___ Material supplied ___

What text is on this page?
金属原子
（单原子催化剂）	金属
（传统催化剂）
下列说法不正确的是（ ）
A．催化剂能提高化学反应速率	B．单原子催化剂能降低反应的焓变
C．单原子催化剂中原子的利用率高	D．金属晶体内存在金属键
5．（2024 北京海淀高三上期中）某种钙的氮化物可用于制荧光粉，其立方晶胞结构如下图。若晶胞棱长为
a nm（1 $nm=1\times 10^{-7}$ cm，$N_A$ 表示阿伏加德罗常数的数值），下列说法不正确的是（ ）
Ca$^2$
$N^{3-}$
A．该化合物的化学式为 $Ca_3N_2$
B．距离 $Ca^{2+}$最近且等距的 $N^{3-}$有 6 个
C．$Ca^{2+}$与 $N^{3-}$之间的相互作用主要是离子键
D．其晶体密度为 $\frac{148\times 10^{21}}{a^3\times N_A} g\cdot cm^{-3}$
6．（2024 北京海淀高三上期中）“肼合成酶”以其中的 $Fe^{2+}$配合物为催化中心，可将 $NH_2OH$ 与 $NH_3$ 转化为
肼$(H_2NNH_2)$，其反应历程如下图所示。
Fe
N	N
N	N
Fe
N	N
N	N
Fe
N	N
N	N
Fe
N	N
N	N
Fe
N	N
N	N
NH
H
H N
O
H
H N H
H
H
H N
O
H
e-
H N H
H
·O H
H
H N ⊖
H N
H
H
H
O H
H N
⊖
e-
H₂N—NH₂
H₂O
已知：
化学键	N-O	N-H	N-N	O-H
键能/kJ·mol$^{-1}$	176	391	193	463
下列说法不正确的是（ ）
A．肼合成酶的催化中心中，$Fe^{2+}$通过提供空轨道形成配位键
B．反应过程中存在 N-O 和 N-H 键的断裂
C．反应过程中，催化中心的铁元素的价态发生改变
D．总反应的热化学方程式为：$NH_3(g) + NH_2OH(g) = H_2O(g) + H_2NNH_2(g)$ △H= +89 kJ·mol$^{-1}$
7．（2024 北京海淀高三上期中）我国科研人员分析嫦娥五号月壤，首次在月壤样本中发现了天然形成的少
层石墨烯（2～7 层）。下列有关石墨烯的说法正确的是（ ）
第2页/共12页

___

• _Request_: Find each line with the string "times" and copy it out.

• _Answer below_:
a nm（1 $nm=1\times 10^{-7}$ cm，$N_A$ 表示阿伏加德罗常数的数值），下列说法不正确的是（ ）
D．其晶体密度为 $\frac{148\times 10^{21}}{a^3\times N_A} g\cdot cm^{-3}$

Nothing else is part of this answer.